## start THE DATA

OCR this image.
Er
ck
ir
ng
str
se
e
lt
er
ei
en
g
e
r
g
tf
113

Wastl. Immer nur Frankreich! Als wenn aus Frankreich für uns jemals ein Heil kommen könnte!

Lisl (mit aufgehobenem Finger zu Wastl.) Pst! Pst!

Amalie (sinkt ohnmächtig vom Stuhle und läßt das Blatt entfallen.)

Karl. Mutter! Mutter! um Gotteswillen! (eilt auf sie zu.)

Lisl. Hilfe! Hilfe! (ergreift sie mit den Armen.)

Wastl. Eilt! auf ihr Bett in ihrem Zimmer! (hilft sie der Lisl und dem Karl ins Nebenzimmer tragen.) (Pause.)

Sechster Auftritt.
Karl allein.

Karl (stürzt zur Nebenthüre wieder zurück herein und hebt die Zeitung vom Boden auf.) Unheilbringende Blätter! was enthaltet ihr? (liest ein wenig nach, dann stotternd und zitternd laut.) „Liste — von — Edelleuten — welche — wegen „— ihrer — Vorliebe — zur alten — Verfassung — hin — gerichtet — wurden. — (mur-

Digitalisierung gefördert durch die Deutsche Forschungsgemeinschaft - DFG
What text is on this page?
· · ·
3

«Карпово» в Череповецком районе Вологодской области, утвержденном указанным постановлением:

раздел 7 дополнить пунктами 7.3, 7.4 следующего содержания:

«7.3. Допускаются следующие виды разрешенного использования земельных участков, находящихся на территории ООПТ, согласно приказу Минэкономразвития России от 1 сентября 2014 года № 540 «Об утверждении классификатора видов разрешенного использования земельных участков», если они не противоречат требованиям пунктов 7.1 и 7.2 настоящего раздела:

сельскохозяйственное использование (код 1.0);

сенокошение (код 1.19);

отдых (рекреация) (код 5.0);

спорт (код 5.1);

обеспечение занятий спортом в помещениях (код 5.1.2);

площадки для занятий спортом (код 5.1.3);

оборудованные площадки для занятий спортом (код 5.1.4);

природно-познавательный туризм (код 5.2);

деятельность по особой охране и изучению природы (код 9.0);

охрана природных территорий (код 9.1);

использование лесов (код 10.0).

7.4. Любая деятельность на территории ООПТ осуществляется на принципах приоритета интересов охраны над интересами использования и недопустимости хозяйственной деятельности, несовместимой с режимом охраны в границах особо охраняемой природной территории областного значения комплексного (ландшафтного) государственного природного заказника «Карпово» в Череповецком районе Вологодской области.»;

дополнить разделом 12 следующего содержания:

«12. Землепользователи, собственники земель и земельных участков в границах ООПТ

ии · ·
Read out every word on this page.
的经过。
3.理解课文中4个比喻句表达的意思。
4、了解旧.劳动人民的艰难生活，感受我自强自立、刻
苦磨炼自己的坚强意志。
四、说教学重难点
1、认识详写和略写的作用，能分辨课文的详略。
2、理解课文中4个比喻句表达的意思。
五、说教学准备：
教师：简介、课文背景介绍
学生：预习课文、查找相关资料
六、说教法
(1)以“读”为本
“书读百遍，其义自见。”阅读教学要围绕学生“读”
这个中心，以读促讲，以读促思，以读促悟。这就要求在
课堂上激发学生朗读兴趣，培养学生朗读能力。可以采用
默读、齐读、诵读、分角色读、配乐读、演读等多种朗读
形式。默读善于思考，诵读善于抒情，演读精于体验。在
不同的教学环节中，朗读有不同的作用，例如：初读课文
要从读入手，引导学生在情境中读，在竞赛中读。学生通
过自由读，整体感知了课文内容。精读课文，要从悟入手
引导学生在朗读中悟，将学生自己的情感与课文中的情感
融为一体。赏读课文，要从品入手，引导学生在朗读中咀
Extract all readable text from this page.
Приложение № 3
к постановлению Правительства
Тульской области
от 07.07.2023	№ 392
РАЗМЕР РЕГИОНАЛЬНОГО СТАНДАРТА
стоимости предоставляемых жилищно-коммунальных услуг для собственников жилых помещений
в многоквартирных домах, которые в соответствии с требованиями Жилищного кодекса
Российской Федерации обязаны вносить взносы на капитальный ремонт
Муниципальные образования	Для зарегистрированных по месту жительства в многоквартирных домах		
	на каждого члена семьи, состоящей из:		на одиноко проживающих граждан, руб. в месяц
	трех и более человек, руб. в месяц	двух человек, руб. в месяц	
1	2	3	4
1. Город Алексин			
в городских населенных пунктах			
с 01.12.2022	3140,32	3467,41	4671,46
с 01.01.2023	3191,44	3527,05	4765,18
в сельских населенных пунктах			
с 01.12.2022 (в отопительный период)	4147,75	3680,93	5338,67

## end THE DATA

◆ STATED TASK
Copy the lines from the entries above in which the word "спортом" appears.

◆ RESULT OF THIS EXERCISE
обеспечение занятий спортом в помещениях (код 5.1.2);
площадки для занятий спортом (код 5.1.3);
оборудованные площадки для занятий спортом (код 5.1.4);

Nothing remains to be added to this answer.